▸ Supplied records:
-- -- --

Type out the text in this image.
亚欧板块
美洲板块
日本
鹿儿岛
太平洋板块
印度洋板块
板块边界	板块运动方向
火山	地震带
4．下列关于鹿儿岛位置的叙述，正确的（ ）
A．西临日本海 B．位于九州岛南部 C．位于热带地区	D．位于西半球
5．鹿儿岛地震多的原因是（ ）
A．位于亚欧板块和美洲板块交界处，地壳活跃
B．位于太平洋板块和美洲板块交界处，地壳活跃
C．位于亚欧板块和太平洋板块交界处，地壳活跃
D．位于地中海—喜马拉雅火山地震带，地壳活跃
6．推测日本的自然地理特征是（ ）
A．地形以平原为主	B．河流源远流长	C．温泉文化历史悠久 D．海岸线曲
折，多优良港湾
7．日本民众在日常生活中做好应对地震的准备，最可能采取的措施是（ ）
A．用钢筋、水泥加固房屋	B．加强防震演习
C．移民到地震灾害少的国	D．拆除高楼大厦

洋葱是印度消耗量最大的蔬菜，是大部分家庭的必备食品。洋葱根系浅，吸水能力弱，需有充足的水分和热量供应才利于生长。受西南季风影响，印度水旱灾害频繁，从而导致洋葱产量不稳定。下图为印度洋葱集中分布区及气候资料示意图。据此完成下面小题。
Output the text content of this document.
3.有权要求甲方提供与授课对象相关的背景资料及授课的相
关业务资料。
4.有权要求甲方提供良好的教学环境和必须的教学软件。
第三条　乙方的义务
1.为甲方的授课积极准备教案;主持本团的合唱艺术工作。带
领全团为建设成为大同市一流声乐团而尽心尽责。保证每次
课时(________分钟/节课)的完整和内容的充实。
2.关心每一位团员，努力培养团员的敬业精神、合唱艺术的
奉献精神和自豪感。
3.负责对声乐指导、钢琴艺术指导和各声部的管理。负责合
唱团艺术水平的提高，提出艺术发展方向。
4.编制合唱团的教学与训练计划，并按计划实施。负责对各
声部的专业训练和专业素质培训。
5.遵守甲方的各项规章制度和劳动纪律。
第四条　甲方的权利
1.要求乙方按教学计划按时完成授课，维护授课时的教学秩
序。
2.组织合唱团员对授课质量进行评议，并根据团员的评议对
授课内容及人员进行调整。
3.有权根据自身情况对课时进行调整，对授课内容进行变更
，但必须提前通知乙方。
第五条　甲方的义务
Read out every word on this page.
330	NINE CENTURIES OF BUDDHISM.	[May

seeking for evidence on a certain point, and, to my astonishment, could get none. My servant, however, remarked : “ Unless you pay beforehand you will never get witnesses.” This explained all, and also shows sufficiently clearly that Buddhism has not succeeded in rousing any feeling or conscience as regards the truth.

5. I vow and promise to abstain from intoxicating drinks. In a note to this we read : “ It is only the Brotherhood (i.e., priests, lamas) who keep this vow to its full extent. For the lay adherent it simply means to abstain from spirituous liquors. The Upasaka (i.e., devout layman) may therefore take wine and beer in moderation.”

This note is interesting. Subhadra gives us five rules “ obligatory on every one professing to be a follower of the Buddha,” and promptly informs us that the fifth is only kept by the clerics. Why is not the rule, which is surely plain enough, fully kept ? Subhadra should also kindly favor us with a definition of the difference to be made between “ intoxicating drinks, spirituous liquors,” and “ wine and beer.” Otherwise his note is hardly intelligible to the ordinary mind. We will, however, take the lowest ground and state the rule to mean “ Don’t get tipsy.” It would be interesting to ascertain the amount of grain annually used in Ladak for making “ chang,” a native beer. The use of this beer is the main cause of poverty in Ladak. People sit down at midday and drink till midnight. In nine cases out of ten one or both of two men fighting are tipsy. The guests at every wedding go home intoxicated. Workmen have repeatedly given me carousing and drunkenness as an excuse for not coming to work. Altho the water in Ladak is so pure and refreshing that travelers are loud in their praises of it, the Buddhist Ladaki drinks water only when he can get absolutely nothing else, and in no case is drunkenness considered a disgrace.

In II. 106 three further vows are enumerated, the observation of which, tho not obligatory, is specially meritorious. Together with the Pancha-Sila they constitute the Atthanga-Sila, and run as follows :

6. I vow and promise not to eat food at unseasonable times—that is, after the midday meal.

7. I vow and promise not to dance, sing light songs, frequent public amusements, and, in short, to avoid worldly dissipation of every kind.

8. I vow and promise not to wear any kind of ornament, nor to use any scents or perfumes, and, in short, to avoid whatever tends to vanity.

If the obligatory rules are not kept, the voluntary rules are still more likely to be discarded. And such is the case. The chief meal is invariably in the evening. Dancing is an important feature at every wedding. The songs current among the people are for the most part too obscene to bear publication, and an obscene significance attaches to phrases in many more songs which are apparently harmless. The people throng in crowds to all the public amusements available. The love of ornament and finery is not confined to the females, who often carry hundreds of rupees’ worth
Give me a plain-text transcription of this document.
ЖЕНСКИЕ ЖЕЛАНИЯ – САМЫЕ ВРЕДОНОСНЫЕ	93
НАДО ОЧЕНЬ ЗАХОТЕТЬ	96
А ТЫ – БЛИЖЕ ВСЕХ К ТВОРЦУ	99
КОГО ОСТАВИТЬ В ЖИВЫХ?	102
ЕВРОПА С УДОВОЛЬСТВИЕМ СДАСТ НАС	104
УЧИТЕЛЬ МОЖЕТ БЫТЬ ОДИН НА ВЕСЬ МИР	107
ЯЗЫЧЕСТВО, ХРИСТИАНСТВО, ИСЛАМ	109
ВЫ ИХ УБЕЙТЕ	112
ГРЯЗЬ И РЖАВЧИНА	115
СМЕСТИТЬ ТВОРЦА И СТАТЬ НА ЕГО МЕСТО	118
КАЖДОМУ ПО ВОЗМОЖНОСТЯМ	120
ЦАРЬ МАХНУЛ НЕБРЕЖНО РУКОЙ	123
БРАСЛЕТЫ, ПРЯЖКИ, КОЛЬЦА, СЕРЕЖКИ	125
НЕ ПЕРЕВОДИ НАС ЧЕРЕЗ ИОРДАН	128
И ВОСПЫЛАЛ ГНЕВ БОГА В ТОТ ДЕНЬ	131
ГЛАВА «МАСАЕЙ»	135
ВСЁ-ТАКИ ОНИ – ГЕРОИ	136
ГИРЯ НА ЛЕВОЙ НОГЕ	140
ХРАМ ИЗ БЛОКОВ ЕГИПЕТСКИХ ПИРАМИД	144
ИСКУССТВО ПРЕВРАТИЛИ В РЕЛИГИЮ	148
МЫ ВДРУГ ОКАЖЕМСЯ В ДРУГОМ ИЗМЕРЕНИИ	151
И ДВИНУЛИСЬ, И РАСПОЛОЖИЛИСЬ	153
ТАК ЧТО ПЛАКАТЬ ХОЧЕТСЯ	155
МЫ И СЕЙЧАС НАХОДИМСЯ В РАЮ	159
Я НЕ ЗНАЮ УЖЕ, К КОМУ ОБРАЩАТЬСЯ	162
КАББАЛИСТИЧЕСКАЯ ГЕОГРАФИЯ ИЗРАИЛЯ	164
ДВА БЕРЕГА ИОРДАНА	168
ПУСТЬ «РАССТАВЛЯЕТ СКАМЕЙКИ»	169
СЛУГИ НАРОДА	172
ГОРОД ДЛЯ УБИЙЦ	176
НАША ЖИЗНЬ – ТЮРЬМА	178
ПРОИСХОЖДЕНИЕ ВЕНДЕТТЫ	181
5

-- -- --

▸ Exercise brief: Copy out the data shown above without altering anything.

▸ Answer to the task:
Type out the text in this image.
亚欧板块
美洲板块
日本
鹿儿岛
太平洋板块
印度洋板块
板块边界	板块运动方向
火山	地震带
4．下列关于鹿儿岛位置的叙述，正确的（ ）
A．西临日本海 B．位于九州岛南部 C．位于热带地区	D．位于西半球
5．鹿儿岛地震多的原因是（ ）
A．位于亚欧板块和美洲板块交界处，地壳活跃
B．位于太平洋板块和美洲板块交界处，地壳活跃
C．位于亚欧板块和太平洋板块交界处，地壳活跃
D．位于地中海—喜马拉雅火山地震带，地壳活跃
6．推测日本的自然地理特征是（ ）
A．地形以平原为主	B．河流源远流长	C．温泉文化历史悠久 D．海岸线曲
折，多优良港湾
7．日本民众在日常生活中做好应对地震的准备，最可能采取的措施是（ ）
A．用钢筋、水泥加固房屋	B．加强防震演习
C．移民到地震灾害少的国	D．拆除高楼大厦

洋葱是印度消耗量最大的蔬菜，是大部分家庭的必备食品。洋葱根系浅，吸水能力弱，需有充足的水分和热量供应才利于生长。受西南季风影响，印度水旱灾害频繁，从而导致洋葱产量不稳定。下图为印度洋葱集中分布区及气候资料示意图。据此完成下面小题。
Output the text content of this document.
3.有权要求甲方提供与授课对象相关的背景资料及授课的相
关业务资料。
4.有权要求甲方提供良好的教学环境和必须的教学软件。
第三条　乙方的义务
1.为甲方的授课积极准备教案;主持本团的合唱艺术工作。带
领全团为建设成为大同市一流声乐团而尽心尽责。保证每次
课时(________分钟/节课)的完整和内容的充实。
2.关心每一位团员，努力培养团员的敬业精神、合唱艺术的
奉献精神和自豪感。
3.负责对声乐指导、钢琴艺术指导和各声部的管理。负责合
唱团艺术水平的提高，提出艺术发展方向。
4.编制合唱团的教学与训练计划，并按计划实施。负责对各
声部的专业训练和专业素质培训。
5.遵守甲方的各项规章制度和劳动纪律。
第四条　甲方的权利
1.要求乙方按教学计划按时完成授课，维护授课时的教学秩
序。
2.组织合唱团员对授课质量进行评议，并根据团员的评议对
授课内容及人员进行调整。
3.有权根据自身情况对课时进行调整，对授课内容进行变更
，但必须提前通知乙方。
第五条　甲方的义务
Read out every word on this page.
330	NINE CENTURIES OF BUDDHISM.	[May

seeking for evidence on a certain point, and, to my astonishment, could get none. My servant, however, remarked : “ Unless you pay beforehand you will never get witnesses.” This explained all, and also shows sufficiently clearly that Buddhism has not succeeded in rousing any feeling or conscience as regards the truth.

5. I vow and promise to abstain from intoxicating drinks. In a note to this we read : “ It is only the Brotherhood (i.e., priests, lamas) who keep this vow to its full extent. For the lay adherent it simply means to abstain from spirituous liquors. The Upasaka (i.e., devout layman) may therefore take wine and beer in moderation.”

This note is interesting. Subhadra gives us five rules “ obligatory on every one professing to be a follower of the Buddha,” and promptly informs us that the fifth is only kept by the clerics. Why is not the rule, which is surely plain enough, fully kept ? Subhadra should also kindly favor us with a definition of the difference to be made between “ intoxicating drinks, spirituous liquors,” and “ wine and beer.” Otherwise his note is hardly intelligible to the ordinary mind. We will, however, take the lowest ground and state the rule to mean “ Don’t get tipsy.” It would be interesting to ascertain the amount of grain annually used in Ladak for making “ chang,” a native beer. The use of this beer is the main cause of poverty in Ladak. People sit down at midday and drink till midnight. In nine cases out of ten one or both of two men fighting are tipsy. The guests at every wedding go home intoxicated. Workmen have repeatedly given me carousing and drunkenness as an excuse for not coming to work. Altho the water in Ladak is so pure and refreshing that travelers are loud in their praises of it, the Buddhist Ladaki drinks water only when he can get absolutely nothing else, and in no case is drunkenness considered a disgrace.

In II. 106 three further vows are enumerated, the observation of which, tho not obligatory, is specially meritorious. Together with the Pancha-Sila they constitute the Atthanga-Sila, and run as follows :

6. I vow and promise not to eat food at unseasonable times—that is, after the midday meal.

7. I vow and promise not to dance, sing light songs, frequent public amusements, and, in short, to avoid worldly dissipation of every kind.

8. I vow and promise not to wear any kind of ornament, nor to use any scents or perfumes, and, in short, to avoid whatever tends to vanity.

If the obligatory rules are not kept, the voluntary rules are still more likely to be discarded. And such is the case. The chief meal is invariably in the evening. Dancing is an important feature at every wedding. The songs current among the people are for the most part too obscene to bear publication, and an obscene significance attaches to phrases in many more songs which are apparently harmless. The people throng in crowds to all the public amusements available. The love of ornament and finery is not confined to the females, who often carry hundreds of rupees’ worth
Give me a plain-text transcription of this document.
ЖЕНСКИЕ ЖЕЛАНИЯ – САМЫЕ ВРЕДОНОСНЫЕ	93
НАДО ОЧЕНЬ ЗАХОТЕТЬ	96
А ТЫ – БЛИЖЕ ВСЕХ К ТВОРЦУ	99
КОГО ОСТАВИТЬ В ЖИВЫХ?	102
ЕВРОПА С УДОВОЛЬСТВИЕМ СДАСТ НАС	104
УЧИТЕЛЬ МОЖЕТ БЫТЬ ОДИН НА ВЕСЬ МИР	107
ЯЗЫЧЕСТВО, ХРИСТИАНСТВО, ИСЛАМ	109
ВЫ ИХ УБЕЙТЕ	112
ГРЯЗЬ И РЖАВЧИНА	115
СМЕСТИТЬ ТВОРЦА И СТАТЬ НА ЕГО МЕСТО	118
КАЖДОМУ ПО ВОЗМОЖНОСТЯМ	120
ЦАРЬ МАХНУЛ НЕБРЕЖНО РУКОЙ	123
БРАСЛЕТЫ, ПРЯЖКИ, КОЛЬЦА, СЕРЕЖКИ	125
НЕ ПЕРЕВОДИ НАС ЧЕРЕЗ ИОРДАН	128
И ВОСПЫЛАЛ ГНЕВ БОГА В ТОТ ДЕНЬ	131
ГЛАВА «МАСАЕЙ»	135
ВСЁ-ТАКИ ОНИ – ГЕРОИ	136
ГИРЯ НА ЛЕВОЙ НОГЕ	140
ХРАМ ИЗ БЛОКОВ ЕГИПЕТСКИХ ПИРАМИД	144
ИСКУССТВО ПРЕВРАТИЛИ В РЕЛИГИЮ	148
МЫ ВДРУГ ОКАЖЕМСЯ В ДРУГОМ ИЗМЕРЕНИИ	151
И ДВИНУЛИСЬ, И РАСПОЛОЖИЛИСЬ	153
ТАК ЧТО ПЛАКАТЬ ХОЧЕТСЯ	155
МЫ И СЕЙЧАС НАХОДИМСЯ В РАЮ	159
Я НЕ ЗНАЮ УЖЕ, К КОМУ ОБРАЩАТЬСЯ	162
КАББАЛИСТИЧЕСКАЯ ГЕОГРАФИЯ ИЗРАИЛЯ	164
ДВА БЕРЕГА ИОРДАНА	168
ПУСТЬ «РАССТАВЛЯЕТ СКАМЕЙКИ»	169
СЛУГИ НАРОДА	172
ГОРОД ДЛЯ УБИЙЦ	176
НАША ЖИЗНЬ – ТЮРЬМА	178
ПРОИСХОЖДЕНИЕ ВЕНДЕТТЫ	181
5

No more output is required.